● **Extract provided**:
__________________________________________________

# Premium vs Black Edition worth the extra ££'s?



## MarkyMark (Oct 3, 2006)

Hello people just wondering if the black edition is worth the extra money? seems like there about 5-6k more than premium cars on say a 09 car with similar miles.

want to buy a black edition car but just for the red/black interior but seems crazy to spend extra 6k just because of that, not to bothered about satnav as all inbuilt satnavs are pretty crap and cant beat an upto date tomtom

Is there something very special about black editons cars that Premium cars dont have?? 
i did think it was the bose sound+hdd but seen many Premium cars with that in

Any thoughts would be appreciated:thumbsup:


----------



## Zed Ed (Oct 24, 2007)

black headlining in the cabin

slightly darker wheels (?)

not worth it; and the red detailing is questionable:nervous::thumbsup:


----------



## hairyaardvark (Feb 7, 2010)

I like it personally (the red leather).... but then again I wouldn't have said there was a 5-6K difference in price? At least, not when I was looking to buy.

Like you say though, if you can find a Premium car with the Bose+HDD, then it isn't going to be worth it for just the darker wheels and possibly satnav.

The satnav on my car (although better than my two year old TomTom actually), isn't all that great. Slow to start up, crashes now and again (this topic is discussed in other threads).

Engine and performance between the two versions is identical, as are 90% of the toys.

good luck with you choice

David R


----------



## oliver134 (Jan 20, 2008)

Would'nt say the satnav in the GTR was crap, would rather have that than a tom-tom stuck to the inside of my windscreen! :smokin:


----------



## MarkyMark (Oct 3, 2006)

hairyaardvark said:


> I like it personally (the red leather).... but then again I wouldn't have said there was a 5-6K difference in price? At least, not when I was looking to buy.
> 
> David R


what do you reckon is the correct difference in price?

dont care about the head lining and different coloured wheels but like david fancy the sporty black/red interior

i suppose the bose system hdd and bluetooth are optional extras with a Premium?

__________________________________________________

● **Recorded data**:
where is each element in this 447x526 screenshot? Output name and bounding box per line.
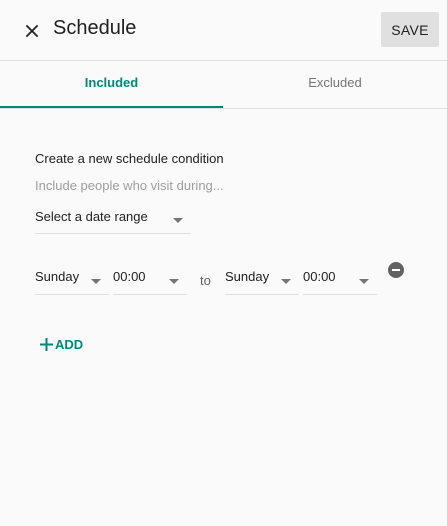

__________________________________________________

● **Complete the following**:
• a. From the forum thread above on Premium versus Black Edition, reproduce word for word the part that opens with the words containing "Hello people just" and closes with "with similar miles.".
• b. In the Premium versus Black Edition thread, what does hairyaardvark say about the engine and performance of the two versions?
• c. Decide whether each statement agrees with the Premium versus Black Edition thread, answering yes or no and quoting the words that settle it. (i) Zed Ed judges the Black Edition worth the extra money. (ii) oliver134 prefers the satnav in the GTR to a TomTom on the windscreen. (iii) hairyaardvark reports that the satnav in their car is slow to start up.

● **List of solutions**:
• a.
Hello people just wondering if the black edition is worth the extra money? seems like there about 5-6k more than premium cars on say a 09 car with similar miles.

• b. They are identical between the two versions.

• c.
(i) No: "not worth it; and the red detailing is questionable"
(ii) Yes: "would rather have that than a tom-tom stuck to the inside of my windscreen!"
(iii) Yes: "Slow to start up, crashes now and again"